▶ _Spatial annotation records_
* * *

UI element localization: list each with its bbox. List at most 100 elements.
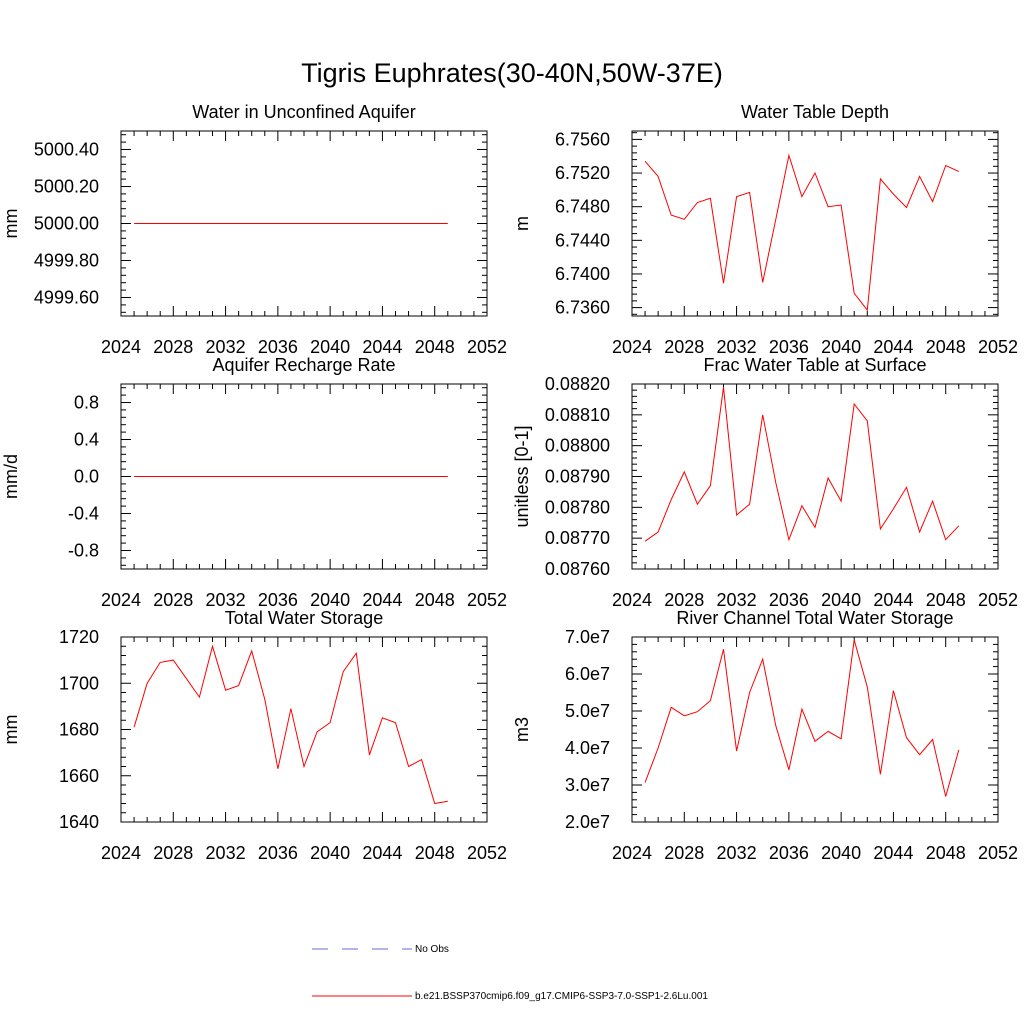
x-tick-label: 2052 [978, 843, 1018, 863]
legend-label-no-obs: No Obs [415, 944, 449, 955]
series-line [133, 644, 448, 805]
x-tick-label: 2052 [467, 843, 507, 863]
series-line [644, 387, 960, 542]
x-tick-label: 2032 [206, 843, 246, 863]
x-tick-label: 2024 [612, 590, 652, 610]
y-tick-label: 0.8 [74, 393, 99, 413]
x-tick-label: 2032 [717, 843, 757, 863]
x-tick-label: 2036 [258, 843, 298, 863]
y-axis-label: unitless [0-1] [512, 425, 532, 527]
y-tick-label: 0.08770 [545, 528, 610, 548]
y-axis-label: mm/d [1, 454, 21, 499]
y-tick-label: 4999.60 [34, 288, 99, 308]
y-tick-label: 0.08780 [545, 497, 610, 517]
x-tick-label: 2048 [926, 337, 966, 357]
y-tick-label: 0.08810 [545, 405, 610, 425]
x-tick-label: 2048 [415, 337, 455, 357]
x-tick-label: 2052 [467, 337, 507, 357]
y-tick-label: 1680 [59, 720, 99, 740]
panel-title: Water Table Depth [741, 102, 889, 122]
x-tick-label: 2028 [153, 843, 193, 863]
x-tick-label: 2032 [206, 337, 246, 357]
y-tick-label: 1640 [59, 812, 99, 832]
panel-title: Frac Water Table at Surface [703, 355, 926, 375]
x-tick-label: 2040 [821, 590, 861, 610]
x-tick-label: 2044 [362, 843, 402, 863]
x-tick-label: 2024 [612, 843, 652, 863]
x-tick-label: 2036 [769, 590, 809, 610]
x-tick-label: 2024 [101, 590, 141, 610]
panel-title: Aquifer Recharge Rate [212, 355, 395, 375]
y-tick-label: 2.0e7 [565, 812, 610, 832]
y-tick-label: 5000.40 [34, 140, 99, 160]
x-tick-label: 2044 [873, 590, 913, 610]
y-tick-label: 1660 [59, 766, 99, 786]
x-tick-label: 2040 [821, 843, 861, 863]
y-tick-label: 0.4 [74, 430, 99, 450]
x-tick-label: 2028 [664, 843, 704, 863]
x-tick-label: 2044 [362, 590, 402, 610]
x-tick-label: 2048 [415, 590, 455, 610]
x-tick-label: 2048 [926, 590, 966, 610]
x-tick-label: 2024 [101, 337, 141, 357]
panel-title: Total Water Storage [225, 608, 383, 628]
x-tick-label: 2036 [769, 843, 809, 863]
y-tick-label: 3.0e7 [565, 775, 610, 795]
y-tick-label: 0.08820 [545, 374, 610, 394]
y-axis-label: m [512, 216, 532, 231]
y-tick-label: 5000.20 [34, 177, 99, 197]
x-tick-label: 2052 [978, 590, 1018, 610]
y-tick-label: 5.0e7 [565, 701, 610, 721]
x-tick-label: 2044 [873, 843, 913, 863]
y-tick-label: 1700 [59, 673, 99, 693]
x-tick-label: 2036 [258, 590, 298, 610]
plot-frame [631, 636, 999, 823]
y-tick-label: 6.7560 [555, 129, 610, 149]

* * *

▶ _Job_
Recast every line of the material above as a Markdown table with the columns Row and Line, skipping blank lines and leaving out the picture.

▶ _Exercise response_
| Row | Line |
|---|---|
| 1 | UI element localization: list each with its bbox. List at most 100 elements. |
| 2 | x-tick-label: 2052 [978, 843, 1018, 863] |
| 3 | legend-label-no-obs: No Obs [415, 944, 449, 955] |
| 4 | series-line [133, 644, 448, 805] |
| 5 | x-tick-label: 2052 [467, 843, 507, 863] |
| 6 | series-line [644, 387, 960, 542] |
| 7 | x-tick-label: 2032 [206, 843, 246, 863] |
| 8 | x-tick-label: 2024 [612, 590, 652, 610] |
| 9 | y-tick-label: 0.8 [74, 393, 99, 413] |
| 10 | x-tick-label: 2032 [717, 843, 757, 863] |
| 11 | x-tick-label: 2036 [258, 843, 298, 863] |
| 12 | y-axis-label: unitless [0-1] [512, 425, 532, 527] |
| 13 | y-tick-label: 0.08770 [545, 528, 610, 548] |
| 14 | y-axis-label: mm/d [1, 454, 21, 499] |
| 15 | y-tick-label: 4999.60 [34, 288, 99, 308] |
| 16 | y-tick-label: 0.08780 [545, 497, 610, 517] |
| 17 | x-tick-label: 2048 [926, 337, 966, 357] |
| 18 | y-tick-label: 0.08810 [545, 405, 610, 425] |
| 19 | x-tick-label: 2048 [415, 337, 455, 357] |
| 20 | x-tick-label: 2052 [467, 337, 507, 357] |
| 21 | y-tick-label: 1680 [59, 720, 99, 740] |
| 22 | panel-title: Water Table Depth [741, 102, 889, 122] |
| 23 | x-tick-label: 2028 [153, 843, 193, 863] |
| 24 | x-tick-label: 2032 [206, 337, 246, 357] |
| 25 | y-tick-label: 1640 [59, 812, 99, 832] |
| 26 | panel-title: Frac Water Table at Surface [703, 355, 926, 375] |
| 27 | x-tick-label: 2040 [821, 590, 861, 610] |
| 28 | x-tick-label: 2044 [362, 843, 402, 863] |
| 29 | x-tick-label: 2024 [612, 843, 652, 863] |
| 30 | x-tick-label: 2036 [769, 590, 809, 610] |
| 31 | x-tick-label: 2024 [101, 590, 141, 610] |
| 32 | panel-title: Aquifer Recharge Rate [212, 355, 395, 375] |
| 33 | y-tick-label: 2.0e7 [565, 812, 610, 832] |
| 34 | y-tick-label: 5000.40 [34, 140, 99, 160] |
| 35 | x-tick-label: 2044 [873, 590, 913, 610] |
| 36 | y-tick-label: 1660 [59, 766, 99, 786] |
| 37 | x-tick-label: 2040 [821, 843, 861, 863] |
| 38 | y-tick-label: 0.4 [74, 430, 99, 450] |
| 39 | x-tick-label: 2028 [664, 843, 704, 863] |
| 40 | x-tick-label: 2044 [362, 590, 402, 610] |
| 41 | x-tick-label: 2048 [415, 590, 455, 610] |
| 42 | x-tick-label: 2048 [926, 590, 966, 610] |
| 43 | x-tick-label: 2024 [101, 337, 141, 357] |
| 44 | panel-title: Total Water Storage [225, 608, 383, 628] |
| 45 | x-tick-label: 2036 [769, 843, 809, 863] |
| 46 | y-tick-label: 3.0e7 [565, 775, 610, 795] |
| 47 | y-tick-label: 0.08820 [545, 374, 610, 394] |
| 48 | y-axis-label: m [512, 216, 532, 231] |
| 49 | y-tick-label: 5000.20 [34, 177, 99, 197] |
| 50 | x-tick-label: 2052 [978, 590, 1018, 610] |
| 51 | y-tick-label: 5.0e7 [565, 701, 610, 721] |
| 52 | x-tick-label: 2044 [873, 843, 913, 863] |
| 53 | y-tick-label: 1700 [59, 673, 99, 693] |
| 54 | x-tick-label: 2036 [258, 590, 298, 610] |
| 55 | plot-frame [631, 636, 999, 823] |
| 56 | y-tick-label: 6.7560 [555, 129, 610, 149] |